■ Your goal: Can you write out all the lines word for word, with no pictures?

■ Supplied data:
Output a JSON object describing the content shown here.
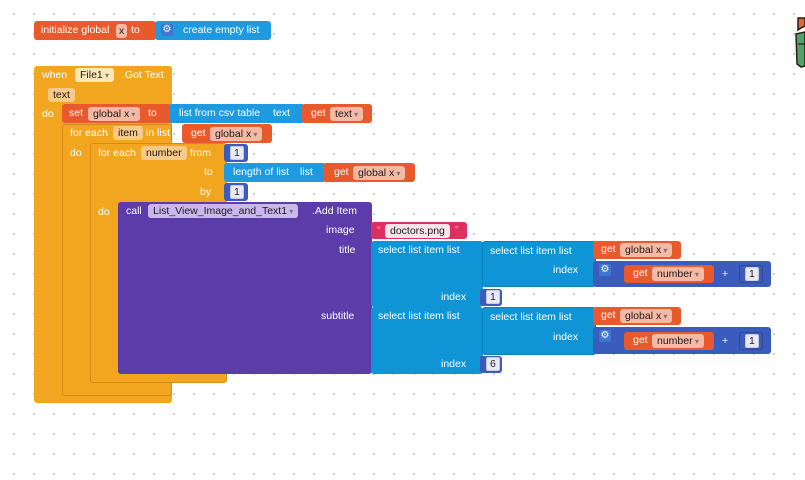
{
  "init": {
    "label": "initialize global",
    "var_name": "x",
    "to_label": "to",
    "value_label": "create empty list"
  },
  "event": {
    "when_label": "when",
    "component": "File1",
    "event_name": ".Got Text",
    "param": "text",
    "do_label": "do"
  },
  "set_stmt": {
    "set_label": "set",
    "var": "global x",
    "to_label": "to",
    "csv_label": "list from csv table",
    "text_label": "text",
    "get_label": "get",
    "get_var": "text"
  },
  "for_item": {
    "label": "for each",
    "var": "item",
    "in_label": "in list",
    "get_label": "get",
    "get_var": "global x",
    "do_label": "do"
  },
  "for_number": {
    "label": "for each",
    "var": "number",
    "from_label": "from",
    "from_val": "1",
    "to_label": "to",
    "length_label": "length of list",
    "list_label": "list",
    "get_label": "get",
    "get_var": "global x",
    "by_label": "by",
    "by_val": "1",
    "do_label": "do"
  },
  "call": {
    "call_label": "call",
    "component": "List_View_Image_and_Text1",
    "method": ".Add Item",
    "image_label": "image",
    "image_value": "doctors.png",
    "title_label": "title",
    "subtitle_label": "subtitle"
  },
  "title_expr": {
    "outer_label": "select list item list",
    "inner_label": "select list item list",
    "get_label": "get",
    "get_var": "global x",
    "index_label": "index",
    "num_get_label": "get",
    "num_var": "number",
    "plus": "+",
    "plus_val": "1",
    "outer_index_label": "index",
    "outer_index_val": "1"
  },
  "subtitle_expr": {
    "outer_label": "select list item list",
    "inner_label": "select list item list",
    "get_label": "get",
    "get_var": "global x",
    "index_label": "index",
    "num_get_label": "get",
    "num_var": "number",
    "plus": "+",
    "plus_val": "1",
    "outer_index_label": "index",
    "outer_index_val": "6"
  },
  "colors": {
    "variables": "#e8592b",
    "control": "#f2a51f",
    "lists": "#0f95d6",
    "component": "#5b3ca8",
    "text": "#de3060",
    "math": "#3b5bbd"
  }
}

■ Finished exercise:
Output a JSON object describing the content shown here.
{
  "init": {
    "label": "initialize global",
    "var_name": "x",
    "to_label": "to",
    "value_label": "create empty list"
  },
  "event": {
    "when_label": "when",
    "component": "File1",
    "event_name": ".Got Text",
    "param": "text",
    "do_label": "do"
  },
  "set_stmt": {
    "set_label": "set",
    "var": "global x",
    "to_label": "to",
    "csv_label": "list from csv table",
    "text_label": "text",
    "get_label": "get",
    "get_var": "text"
  },
  "for_item": {
    "label": "for each",
    "var": "item",
    "in_label": "in list",
    "get_label": "get",
    "get_var": "global x",
    "do_label": "do"
  },
  "for_number": {
    "label": "for each",
    "var": "number",
    "from_label": "from",
    "from_val": "1",
    "to_label": "to",
    "length_label": "length of list",
    "list_label": "list",
    "get_label": "get",
    "get_var": "global x",
    "by_label": "by",
    "by_val": "1",
    "do_label": "do"
  },
  "call": {
    "call_label": "call",
    "component": "List_View_Image_and_Text1",
    "method": ".Add Item",
    "image_label": "image",
    "image_value": "doctors.png",
    "title_label": "title",
    "subtitle_label": "subtitle"
  },
  "title_expr": {
    "outer_label": "select list item list",
    "inner_label": "select list item list",
    "get_label": "get",
    "get_var": "global x",
    "index_label": "index",
    "num_get_label": "get",
    "num_var": "number",
    "plus": "+",
    "plus_val": "1",
    "outer_index_label": "index",
    "outer_index_val": "1"
  },
  "subtitle_expr": {
    "outer_label": "select list item list",
    "inner_label": "select list item list",
    "get_label": "get",
    "get_var": "global x",
    "index_label": "index",
    "num_get_label": "get",
    "num_var": "number",
    "plus": "+",
    "plus_val": "1",
    "outer_index_label": "index",
    "outer_index_val": "6"
  },
  "colors": {
    "variables": "#e8592b",
    "control": "#f2a51f",
    "lists": "#0f95d6",
    "component": "#5b3ca8",
    "text": "#de3060",
    "math": "#3b5bbd"
  }
}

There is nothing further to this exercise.